▶ WHAT YOU ARE ASKED TO DO
Each line that holds the word "mazmuni" should be returned.

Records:
----------------------------------------
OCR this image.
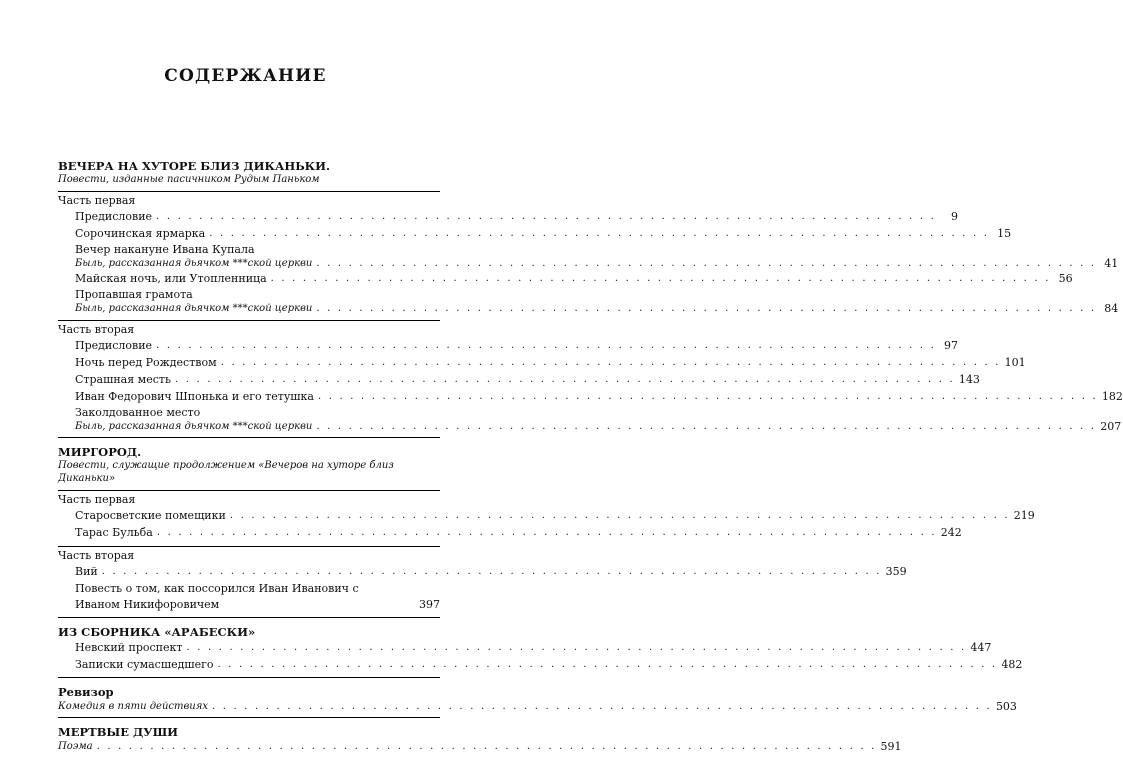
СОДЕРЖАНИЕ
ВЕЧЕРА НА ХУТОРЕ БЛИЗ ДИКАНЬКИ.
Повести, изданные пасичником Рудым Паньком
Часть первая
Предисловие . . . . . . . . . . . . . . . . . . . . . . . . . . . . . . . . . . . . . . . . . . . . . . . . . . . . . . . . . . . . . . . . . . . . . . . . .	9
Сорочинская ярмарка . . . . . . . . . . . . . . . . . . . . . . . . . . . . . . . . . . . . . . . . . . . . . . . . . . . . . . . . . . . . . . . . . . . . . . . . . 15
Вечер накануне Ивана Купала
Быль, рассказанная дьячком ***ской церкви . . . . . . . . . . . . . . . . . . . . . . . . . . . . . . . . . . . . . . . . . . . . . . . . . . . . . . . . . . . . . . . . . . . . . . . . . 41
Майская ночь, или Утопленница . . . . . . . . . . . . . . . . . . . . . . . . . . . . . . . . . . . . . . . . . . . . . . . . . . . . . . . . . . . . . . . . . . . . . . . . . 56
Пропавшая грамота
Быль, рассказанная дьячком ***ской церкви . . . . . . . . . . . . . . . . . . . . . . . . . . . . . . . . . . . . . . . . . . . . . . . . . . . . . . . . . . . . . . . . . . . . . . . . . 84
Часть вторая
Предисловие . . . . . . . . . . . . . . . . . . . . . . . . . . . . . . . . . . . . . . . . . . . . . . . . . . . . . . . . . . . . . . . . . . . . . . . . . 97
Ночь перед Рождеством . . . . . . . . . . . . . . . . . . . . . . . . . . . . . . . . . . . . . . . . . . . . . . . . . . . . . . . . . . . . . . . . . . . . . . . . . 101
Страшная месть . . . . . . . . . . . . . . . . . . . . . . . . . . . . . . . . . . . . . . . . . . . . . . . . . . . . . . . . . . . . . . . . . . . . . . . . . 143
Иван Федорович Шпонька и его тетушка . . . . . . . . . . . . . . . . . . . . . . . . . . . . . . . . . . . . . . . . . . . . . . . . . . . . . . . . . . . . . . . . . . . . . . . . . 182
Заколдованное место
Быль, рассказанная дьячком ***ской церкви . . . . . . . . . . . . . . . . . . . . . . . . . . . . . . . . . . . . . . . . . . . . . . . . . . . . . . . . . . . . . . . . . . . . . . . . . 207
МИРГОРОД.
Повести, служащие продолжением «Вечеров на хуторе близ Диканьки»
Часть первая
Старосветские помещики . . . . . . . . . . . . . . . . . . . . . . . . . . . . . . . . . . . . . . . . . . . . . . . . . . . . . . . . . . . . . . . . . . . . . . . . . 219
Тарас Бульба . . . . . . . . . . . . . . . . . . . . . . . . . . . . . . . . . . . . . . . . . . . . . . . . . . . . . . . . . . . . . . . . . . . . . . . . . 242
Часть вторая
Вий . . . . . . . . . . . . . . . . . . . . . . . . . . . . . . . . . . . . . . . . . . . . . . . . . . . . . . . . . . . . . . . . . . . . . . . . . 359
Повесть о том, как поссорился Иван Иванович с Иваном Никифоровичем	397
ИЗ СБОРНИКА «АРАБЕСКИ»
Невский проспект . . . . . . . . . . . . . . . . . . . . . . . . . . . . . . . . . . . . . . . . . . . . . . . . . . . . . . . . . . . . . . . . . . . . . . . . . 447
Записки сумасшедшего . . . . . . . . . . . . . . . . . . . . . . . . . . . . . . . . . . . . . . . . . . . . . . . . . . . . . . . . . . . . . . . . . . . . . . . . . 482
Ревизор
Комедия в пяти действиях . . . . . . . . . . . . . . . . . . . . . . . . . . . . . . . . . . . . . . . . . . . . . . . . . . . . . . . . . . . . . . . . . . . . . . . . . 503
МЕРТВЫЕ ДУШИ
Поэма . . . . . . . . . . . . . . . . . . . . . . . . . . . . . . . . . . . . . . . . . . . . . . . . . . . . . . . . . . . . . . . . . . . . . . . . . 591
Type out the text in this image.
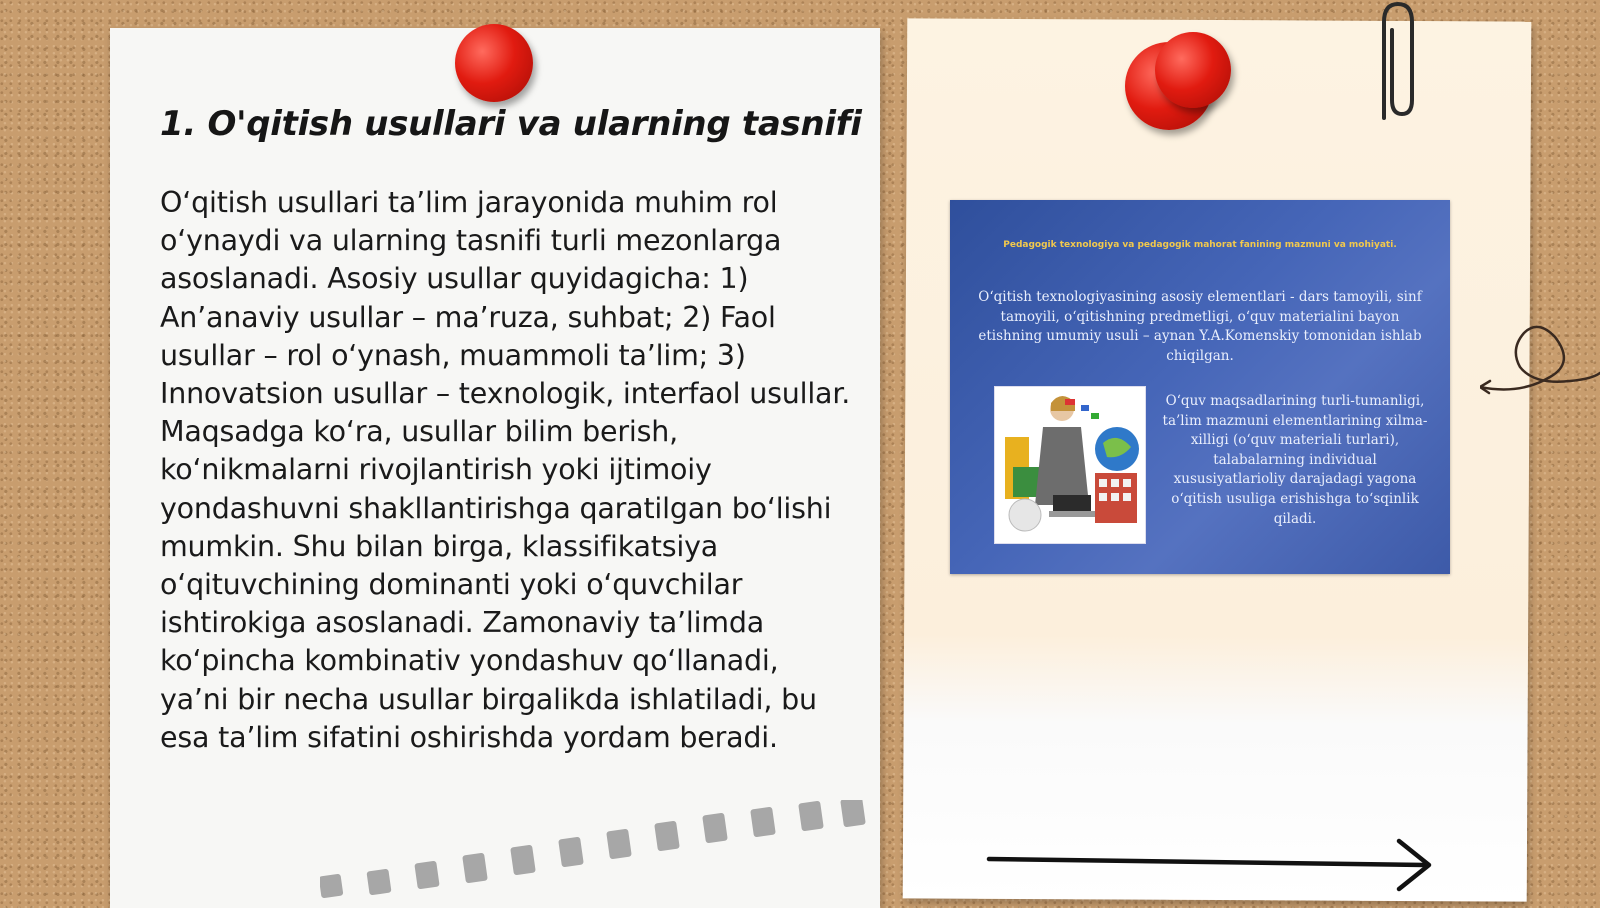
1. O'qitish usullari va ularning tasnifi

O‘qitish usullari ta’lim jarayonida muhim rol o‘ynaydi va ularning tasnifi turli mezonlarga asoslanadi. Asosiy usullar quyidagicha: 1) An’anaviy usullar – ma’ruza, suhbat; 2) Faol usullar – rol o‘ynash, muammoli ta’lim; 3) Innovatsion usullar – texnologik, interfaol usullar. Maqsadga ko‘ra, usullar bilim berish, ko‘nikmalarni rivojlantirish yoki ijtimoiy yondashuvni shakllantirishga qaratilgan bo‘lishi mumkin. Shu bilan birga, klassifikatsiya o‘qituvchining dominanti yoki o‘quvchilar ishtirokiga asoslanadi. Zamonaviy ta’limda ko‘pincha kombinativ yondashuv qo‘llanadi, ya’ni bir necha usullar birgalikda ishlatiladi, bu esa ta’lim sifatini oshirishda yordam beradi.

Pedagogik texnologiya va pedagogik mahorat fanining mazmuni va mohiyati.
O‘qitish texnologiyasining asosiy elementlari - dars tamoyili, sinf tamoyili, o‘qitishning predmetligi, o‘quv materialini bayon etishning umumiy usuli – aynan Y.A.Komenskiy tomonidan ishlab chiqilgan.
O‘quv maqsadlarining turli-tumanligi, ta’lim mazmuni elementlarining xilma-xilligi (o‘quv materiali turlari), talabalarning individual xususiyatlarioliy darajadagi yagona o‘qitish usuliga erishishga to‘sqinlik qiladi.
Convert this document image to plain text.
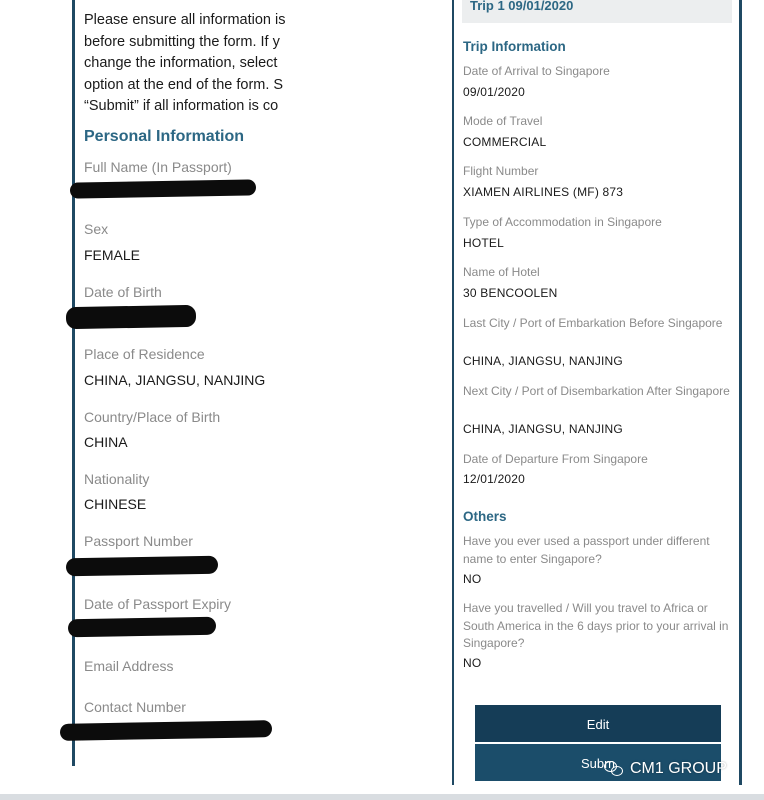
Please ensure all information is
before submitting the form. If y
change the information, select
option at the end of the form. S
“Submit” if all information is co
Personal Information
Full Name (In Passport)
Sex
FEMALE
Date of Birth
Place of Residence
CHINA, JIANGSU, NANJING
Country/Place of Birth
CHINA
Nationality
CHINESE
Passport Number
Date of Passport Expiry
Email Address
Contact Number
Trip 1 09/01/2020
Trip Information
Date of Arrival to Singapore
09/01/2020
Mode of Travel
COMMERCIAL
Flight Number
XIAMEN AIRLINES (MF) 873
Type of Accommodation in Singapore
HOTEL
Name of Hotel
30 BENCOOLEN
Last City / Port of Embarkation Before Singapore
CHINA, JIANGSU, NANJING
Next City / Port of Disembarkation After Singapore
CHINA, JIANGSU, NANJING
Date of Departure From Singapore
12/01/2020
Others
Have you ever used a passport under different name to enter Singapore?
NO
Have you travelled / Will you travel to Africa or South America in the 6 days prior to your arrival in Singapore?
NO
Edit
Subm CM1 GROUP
----------------------------------------
▶ CORRECT RESULT
Pedagogik texnologiya va pedagogik mahorat fanining mazmuni va mohiyati.
O‘quv maqsadlarining turli-tumanligi, ta’lim mazmuni elementlarining xilma-xilligi (o‘quv materiali turlari), talabalarning individual xususiyatlarioliy darajadagi yagona o‘qitish usuliga erishishga to‘sqinlik qiladi.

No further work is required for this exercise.